Collected data entries
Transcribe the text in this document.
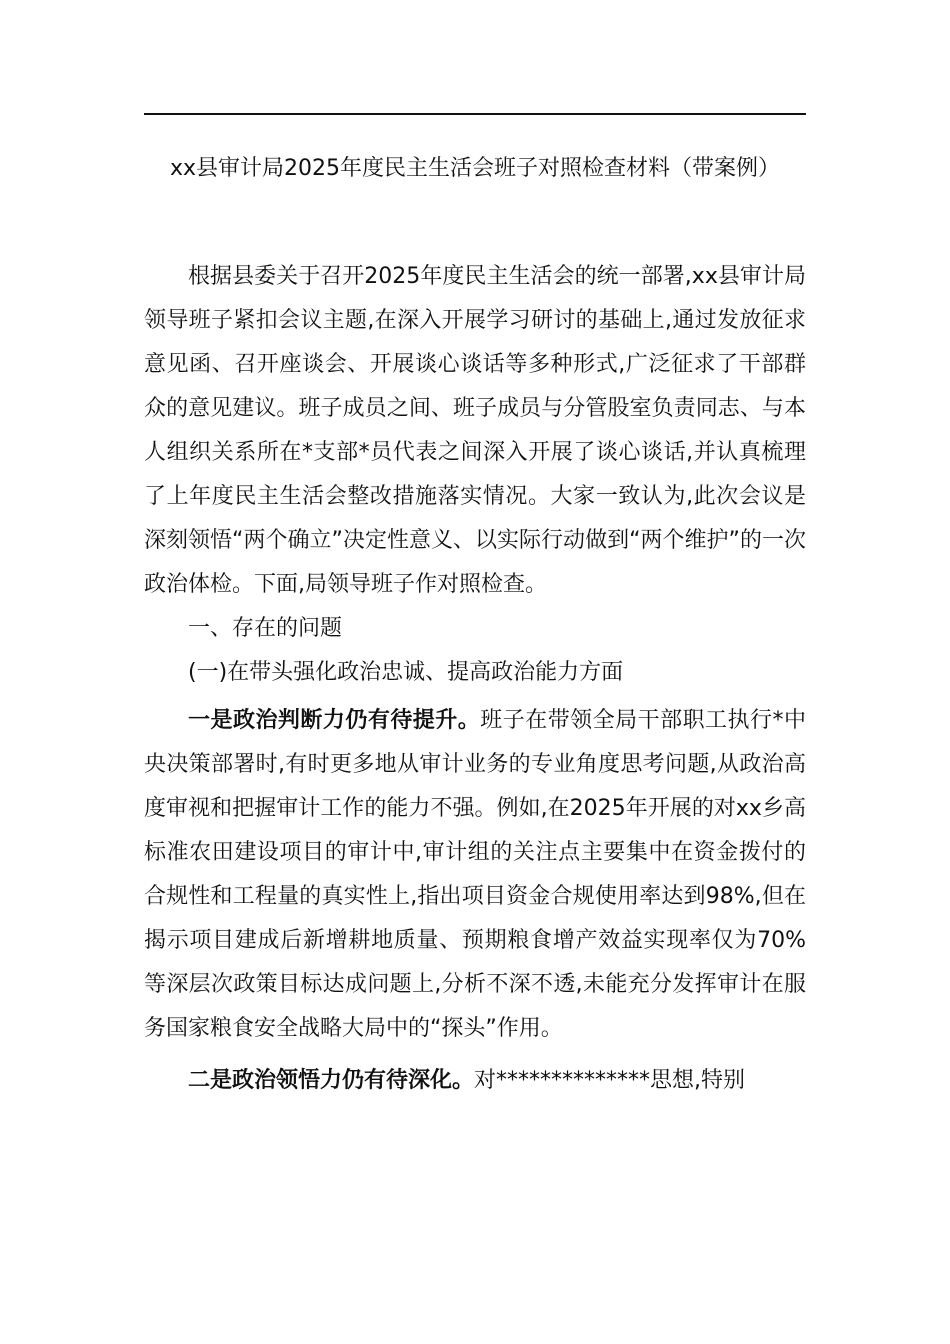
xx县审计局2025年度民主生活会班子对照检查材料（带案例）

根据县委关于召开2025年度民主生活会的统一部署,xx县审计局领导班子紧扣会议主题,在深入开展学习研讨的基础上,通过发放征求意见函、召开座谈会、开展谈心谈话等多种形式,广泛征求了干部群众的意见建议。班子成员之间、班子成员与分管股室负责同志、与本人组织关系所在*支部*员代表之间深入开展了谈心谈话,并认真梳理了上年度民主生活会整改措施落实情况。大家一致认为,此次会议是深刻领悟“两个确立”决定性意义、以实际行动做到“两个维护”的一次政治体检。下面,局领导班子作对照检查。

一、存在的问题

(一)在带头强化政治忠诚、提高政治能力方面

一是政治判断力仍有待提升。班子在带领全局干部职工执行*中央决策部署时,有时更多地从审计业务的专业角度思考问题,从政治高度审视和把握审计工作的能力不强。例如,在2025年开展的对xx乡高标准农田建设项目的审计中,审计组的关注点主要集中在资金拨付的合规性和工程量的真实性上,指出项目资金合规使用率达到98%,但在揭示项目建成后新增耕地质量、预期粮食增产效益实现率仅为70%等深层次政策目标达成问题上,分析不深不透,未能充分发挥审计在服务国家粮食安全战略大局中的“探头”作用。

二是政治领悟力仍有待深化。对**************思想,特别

OBJECTIVE: Leave out the pictures and give the listing above again exactly.

COMPLETE OUTPUT:
Transcribe the text in this document.
xx县审计局2025年度民主生活会班子对照检查材料（带案例）

根据县委关于召开2025年度民主生活会的统一部署,xx县审计局领导班子紧扣会议主题,在深入开展学习研讨的基础上,通过发放征求意见函、召开座谈会、开展谈心谈话等多种形式,广泛征求了干部群众的意见建议。班子成员之间、班子成员与分管股室负责同志、与本人组织关系所在*支部*员代表之间深入开展了谈心谈话,并认真梳理了上年度民主生活会整改措施落实情况。大家一致认为,此次会议是深刻领悟“两个确立”决定性意义、以实际行动做到“两个维护”的一次政治体检。下面,局领导班子作对照检查。

一、存在的问题

(一)在带头强化政治忠诚、提高政治能力方面

一是政治判断力仍有待提升。班子在带领全局干部职工执行*中央决策部署时,有时更多地从审计业务的专业角度思考问题,从政治高度审视和把握审计工作的能力不强。例如,在2025年开展的对xx乡高标准农田建设项目的审计中,审计组的关注点主要集中在资金拨付的合规性和工程量的真实性上,指出项目资金合规使用率达到98%,但在揭示项目建成后新增耕地质量、预期粮食增产效益实现率仅为70%等深层次政策目标达成问题上,分析不深不透,未能充分发挥审计在服务国家粮食安全战略大局中的“探头”作用。

二是政治领悟力仍有待深化。对**************思想,特别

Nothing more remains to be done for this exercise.